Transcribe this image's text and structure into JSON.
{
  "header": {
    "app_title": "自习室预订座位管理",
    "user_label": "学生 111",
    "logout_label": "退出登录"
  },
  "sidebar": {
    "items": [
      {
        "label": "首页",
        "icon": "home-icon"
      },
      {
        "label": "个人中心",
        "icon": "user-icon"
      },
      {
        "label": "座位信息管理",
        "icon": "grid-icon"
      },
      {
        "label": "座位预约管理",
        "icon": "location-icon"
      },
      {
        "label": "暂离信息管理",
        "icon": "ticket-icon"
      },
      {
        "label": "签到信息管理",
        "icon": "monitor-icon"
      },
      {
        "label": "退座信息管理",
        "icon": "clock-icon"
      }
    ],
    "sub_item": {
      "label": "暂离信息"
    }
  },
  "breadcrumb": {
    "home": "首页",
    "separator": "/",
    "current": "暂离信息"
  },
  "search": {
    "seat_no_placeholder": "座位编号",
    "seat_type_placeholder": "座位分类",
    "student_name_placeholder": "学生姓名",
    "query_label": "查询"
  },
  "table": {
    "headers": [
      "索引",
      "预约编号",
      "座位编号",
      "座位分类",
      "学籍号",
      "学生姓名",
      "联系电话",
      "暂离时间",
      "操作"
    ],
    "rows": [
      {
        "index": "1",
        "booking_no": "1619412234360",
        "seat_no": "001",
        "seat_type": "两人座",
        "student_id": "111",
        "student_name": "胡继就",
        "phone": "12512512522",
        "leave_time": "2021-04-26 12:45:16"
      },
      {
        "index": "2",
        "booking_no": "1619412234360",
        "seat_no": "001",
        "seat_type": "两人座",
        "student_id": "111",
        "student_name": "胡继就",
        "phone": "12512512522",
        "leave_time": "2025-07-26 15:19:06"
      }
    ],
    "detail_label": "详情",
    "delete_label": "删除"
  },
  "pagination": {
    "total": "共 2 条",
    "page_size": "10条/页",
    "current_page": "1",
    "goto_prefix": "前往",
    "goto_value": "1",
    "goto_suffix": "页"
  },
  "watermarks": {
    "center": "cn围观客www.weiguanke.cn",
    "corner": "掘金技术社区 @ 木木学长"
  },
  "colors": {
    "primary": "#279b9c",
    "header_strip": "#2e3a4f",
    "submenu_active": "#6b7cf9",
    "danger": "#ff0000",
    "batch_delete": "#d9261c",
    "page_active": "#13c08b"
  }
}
++++++++++
Exercise details
Extract every record and return it verbatim.

Result for this exercise
Transcribe this image's text and structure into JSON.
{
  "header": {
    "app_title": "自习室预订座位管理",
    "user_label": "学生 111",
    "logout_label": "退出登录"
  },
  "sidebar": {
    "items": [
      {
        "label": "首页",
        "icon": "home-icon"
      },
      {
        "label": "个人中心",
        "icon": "user-icon"
      },
      {
        "label": "座位信息管理",
        "icon": "grid-icon"
      },
      {
        "label": "座位预约管理",
        "icon": "location-icon"
      },
      {
        "label": "暂离信息管理",
        "icon": "ticket-icon"
      },
      {
        "label": "签到信息管理",
        "icon": "monitor-icon"
      },
      {
        "label": "退座信息管理",
        "icon": "clock-icon"
      }
    ],
    "sub_item": {
      "label": "暂离信息"
    }
  },
  "breadcrumb": {
    "home": "首页",
    "separator": "/",
    "current": "暂离信息"
  },
  "search": {
    "seat_no_placeholder": "座位编号",
    "seat_type_placeholder": "座位分类",
    "student_name_placeholder": "学生姓名",
    "query_label": "查询"
  },
  "table": {
    "headers": [
      "索引",
      "预约编号",
      "座位编号",
      "座位分类",
      "学籍号",
      "学生姓名",
      "联系电话",
      "暂离时间",
      "操作"
    ],
    "rows": [
      {
        "index": "1",
        "booking_no": "1619412234360",
        "seat_no": "001",
        "seat_type": "两人座",
        "student_id": "111",
        "student_name": "胡继就",
        "phone": "12512512522",
        "leave_time": "2021-04-26 12:45:16"
      },
      {
        "index": "2",
        "booking_no": "1619412234360",
        "seat_no": "001",
        "seat_type": "两人座",
        "student_id": "111",
        "student_name": "胡继就",
        "phone": "12512512522",
        "leave_time": "2025-07-26 15:19:06"
      }
    ],
    "detail_label": "详情",
    "delete_label": "删除"
  },
  "pagination": {
    "total": "共 2 条",
    "page_size": "10条/页",
    "current_page": "1",
    "goto_prefix": "前往",
    "goto_value": "1",
    "goto_suffix": "页"
  },
  "watermarks": {
    "center": "cn围观客www.weiguanke.cn",
    "corner": "掘金技术社区 @ 木木学长"
  },
  "colors": {
    "primary": "#279b9c",
    "header_strip": "#2e3a4f",
    "submenu_active": "#6b7cf9",
    "danger": "#ff0000",
    "batch_delete": "#d9261c",
    "page_active": "#13c08b"
  }
}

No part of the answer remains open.